- TASK GOAL
Pick out the lines below that contain the string "share" and copy them all.

- EXTRACTED ENTRIES
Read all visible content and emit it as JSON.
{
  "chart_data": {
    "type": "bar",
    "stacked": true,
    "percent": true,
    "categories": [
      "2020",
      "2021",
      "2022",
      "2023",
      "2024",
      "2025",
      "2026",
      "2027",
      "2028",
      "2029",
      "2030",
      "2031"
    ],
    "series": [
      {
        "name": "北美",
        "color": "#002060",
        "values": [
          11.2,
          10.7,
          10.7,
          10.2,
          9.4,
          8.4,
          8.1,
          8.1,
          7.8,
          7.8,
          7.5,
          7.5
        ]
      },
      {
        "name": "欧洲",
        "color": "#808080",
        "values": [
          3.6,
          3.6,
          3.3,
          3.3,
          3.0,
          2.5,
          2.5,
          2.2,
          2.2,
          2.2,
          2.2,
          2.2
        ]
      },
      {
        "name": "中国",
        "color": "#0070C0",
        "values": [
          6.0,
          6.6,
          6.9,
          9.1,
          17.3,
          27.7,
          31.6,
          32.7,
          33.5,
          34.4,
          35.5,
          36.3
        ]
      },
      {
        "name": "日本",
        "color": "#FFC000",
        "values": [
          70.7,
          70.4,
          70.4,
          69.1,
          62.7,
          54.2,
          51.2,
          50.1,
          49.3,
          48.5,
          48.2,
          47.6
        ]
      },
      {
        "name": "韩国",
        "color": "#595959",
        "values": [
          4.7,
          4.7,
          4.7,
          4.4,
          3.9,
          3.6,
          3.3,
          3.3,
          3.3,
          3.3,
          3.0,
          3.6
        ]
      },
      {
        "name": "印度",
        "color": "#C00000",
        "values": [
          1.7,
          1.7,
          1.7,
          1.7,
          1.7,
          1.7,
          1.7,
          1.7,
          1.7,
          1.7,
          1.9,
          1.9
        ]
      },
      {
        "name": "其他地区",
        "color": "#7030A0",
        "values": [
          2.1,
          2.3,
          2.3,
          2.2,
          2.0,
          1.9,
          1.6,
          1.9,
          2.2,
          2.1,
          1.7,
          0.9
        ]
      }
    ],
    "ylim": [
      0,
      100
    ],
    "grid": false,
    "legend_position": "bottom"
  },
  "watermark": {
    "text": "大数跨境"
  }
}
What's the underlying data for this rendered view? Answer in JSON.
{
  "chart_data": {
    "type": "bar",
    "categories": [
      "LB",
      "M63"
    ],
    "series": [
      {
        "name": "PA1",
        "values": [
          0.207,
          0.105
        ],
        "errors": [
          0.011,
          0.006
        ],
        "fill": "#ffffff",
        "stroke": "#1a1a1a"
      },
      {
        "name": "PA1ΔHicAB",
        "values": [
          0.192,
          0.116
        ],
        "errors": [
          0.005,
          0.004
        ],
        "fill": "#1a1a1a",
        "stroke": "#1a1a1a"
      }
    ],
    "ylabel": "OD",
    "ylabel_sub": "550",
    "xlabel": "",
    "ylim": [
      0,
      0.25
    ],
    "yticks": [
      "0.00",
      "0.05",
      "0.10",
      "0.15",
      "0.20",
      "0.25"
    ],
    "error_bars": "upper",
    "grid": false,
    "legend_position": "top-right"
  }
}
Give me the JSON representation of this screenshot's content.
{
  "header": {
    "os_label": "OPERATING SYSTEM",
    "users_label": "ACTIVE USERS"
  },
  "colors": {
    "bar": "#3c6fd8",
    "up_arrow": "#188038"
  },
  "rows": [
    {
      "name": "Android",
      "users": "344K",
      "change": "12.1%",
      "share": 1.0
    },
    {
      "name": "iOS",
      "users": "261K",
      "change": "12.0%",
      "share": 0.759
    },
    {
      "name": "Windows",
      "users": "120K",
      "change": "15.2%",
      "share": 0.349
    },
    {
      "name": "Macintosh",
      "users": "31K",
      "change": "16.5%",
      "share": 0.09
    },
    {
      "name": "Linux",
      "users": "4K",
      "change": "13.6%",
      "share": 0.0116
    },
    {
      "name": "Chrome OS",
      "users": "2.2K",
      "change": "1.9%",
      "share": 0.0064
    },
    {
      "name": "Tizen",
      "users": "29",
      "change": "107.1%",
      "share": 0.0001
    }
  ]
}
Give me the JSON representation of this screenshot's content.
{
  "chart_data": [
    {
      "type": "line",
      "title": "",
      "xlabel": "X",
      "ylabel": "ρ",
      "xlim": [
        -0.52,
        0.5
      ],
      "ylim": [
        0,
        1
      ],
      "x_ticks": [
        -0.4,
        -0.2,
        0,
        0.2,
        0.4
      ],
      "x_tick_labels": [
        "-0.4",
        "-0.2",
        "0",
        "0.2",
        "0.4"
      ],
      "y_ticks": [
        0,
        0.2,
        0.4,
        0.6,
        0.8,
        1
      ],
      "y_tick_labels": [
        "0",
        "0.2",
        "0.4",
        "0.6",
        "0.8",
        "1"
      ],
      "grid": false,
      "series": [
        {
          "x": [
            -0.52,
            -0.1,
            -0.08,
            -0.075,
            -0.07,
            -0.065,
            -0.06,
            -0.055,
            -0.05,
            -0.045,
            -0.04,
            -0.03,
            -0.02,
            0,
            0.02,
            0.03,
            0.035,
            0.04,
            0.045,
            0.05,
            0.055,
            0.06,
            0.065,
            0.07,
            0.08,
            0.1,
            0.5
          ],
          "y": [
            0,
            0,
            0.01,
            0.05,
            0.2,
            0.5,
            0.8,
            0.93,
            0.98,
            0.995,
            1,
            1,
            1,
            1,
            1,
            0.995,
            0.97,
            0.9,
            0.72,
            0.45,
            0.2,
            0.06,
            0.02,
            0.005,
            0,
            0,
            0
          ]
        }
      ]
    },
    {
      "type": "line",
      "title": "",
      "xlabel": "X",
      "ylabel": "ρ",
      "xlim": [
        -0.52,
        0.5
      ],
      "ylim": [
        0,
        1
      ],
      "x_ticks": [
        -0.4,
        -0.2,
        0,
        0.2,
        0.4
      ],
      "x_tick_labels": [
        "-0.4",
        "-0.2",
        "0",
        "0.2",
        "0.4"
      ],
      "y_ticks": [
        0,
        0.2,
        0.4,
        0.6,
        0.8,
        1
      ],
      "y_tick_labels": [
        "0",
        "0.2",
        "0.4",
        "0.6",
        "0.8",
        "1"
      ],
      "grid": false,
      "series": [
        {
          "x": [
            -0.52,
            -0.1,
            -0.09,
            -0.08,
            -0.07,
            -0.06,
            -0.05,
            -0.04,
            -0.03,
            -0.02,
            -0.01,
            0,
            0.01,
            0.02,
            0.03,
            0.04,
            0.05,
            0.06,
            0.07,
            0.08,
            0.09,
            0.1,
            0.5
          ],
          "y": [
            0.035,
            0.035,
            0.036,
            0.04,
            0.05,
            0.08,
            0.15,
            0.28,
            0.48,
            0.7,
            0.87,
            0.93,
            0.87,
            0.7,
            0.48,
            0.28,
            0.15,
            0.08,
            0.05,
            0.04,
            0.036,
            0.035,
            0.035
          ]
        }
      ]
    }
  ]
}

- REPLY
      "share": 1.0
      "share": 0.759
      "share": 0.349
      "share": 0.09
      "share": 0.0116
      "share": 0.0064
      "share": 0.0001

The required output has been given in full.